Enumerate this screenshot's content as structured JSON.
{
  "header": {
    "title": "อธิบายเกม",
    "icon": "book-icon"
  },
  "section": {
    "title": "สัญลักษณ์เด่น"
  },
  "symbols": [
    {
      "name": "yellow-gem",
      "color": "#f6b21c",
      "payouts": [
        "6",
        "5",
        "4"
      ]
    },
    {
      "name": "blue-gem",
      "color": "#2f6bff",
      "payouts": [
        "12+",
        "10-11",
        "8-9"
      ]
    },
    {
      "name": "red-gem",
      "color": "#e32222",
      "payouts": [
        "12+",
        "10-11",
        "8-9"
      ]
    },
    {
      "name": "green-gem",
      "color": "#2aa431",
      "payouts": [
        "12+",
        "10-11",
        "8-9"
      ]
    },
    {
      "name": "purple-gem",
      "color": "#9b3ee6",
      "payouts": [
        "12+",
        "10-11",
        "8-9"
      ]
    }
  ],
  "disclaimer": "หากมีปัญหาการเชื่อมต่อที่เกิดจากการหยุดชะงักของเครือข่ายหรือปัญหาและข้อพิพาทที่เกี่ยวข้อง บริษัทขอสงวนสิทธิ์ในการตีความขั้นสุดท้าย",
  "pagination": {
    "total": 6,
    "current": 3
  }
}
-.-.-
**WRITTEN REQUEST**
Set all of the entries down again, exactly as they were given.

**RESPONSE BELOW**
Enumerate this screenshot's content as structured JSON.
{
  "header": {
    "title": "อธิบายเกม",
    "icon": "book-icon"
  },
  "section": {
    "title": "สัญลักษณ์เด่น"
  },
  "symbols": [
    {
      "name": "yellow-gem",
      "color": "#f6b21c",
      "payouts": [
        "6",
        "5",
        "4"
      ]
    },
    {
      "name": "blue-gem",
      "color": "#2f6bff",
      "payouts": [
        "12+",
        "10-11",
        "8-9"
      ]
    },
    {
      "name": "red-gem",
      "color": "#e32222",
      "payouts": [
        "12+",
        "10-11",
        "8-9"
      ]
    },
    {
      "name": "green-gem",
      "color": "#2aa431",
      "payouts": [
        "12+",
        "10-11",
        "8-9"
      ]
    },
    {
      "name": "purple-gem",
      "color": "#9b3ee6",
      "payouts": [
        "12+",
        "10-11",
        "8-9"
      ]
    }
  ],
  "disclaimer": "หากมีปัญหาการเชื่อมต่อที่เกิดจากการหยุดชะงักของเครือข่ายหรือปัญหาและข้อพิพาทที่เกี่ยวข้อง บริษัทขอสงวนสิทธิ์ในการตีความขั้นสุดท้าย",
  "pagination": {
    "total": 6,
    "current": 3
  }
}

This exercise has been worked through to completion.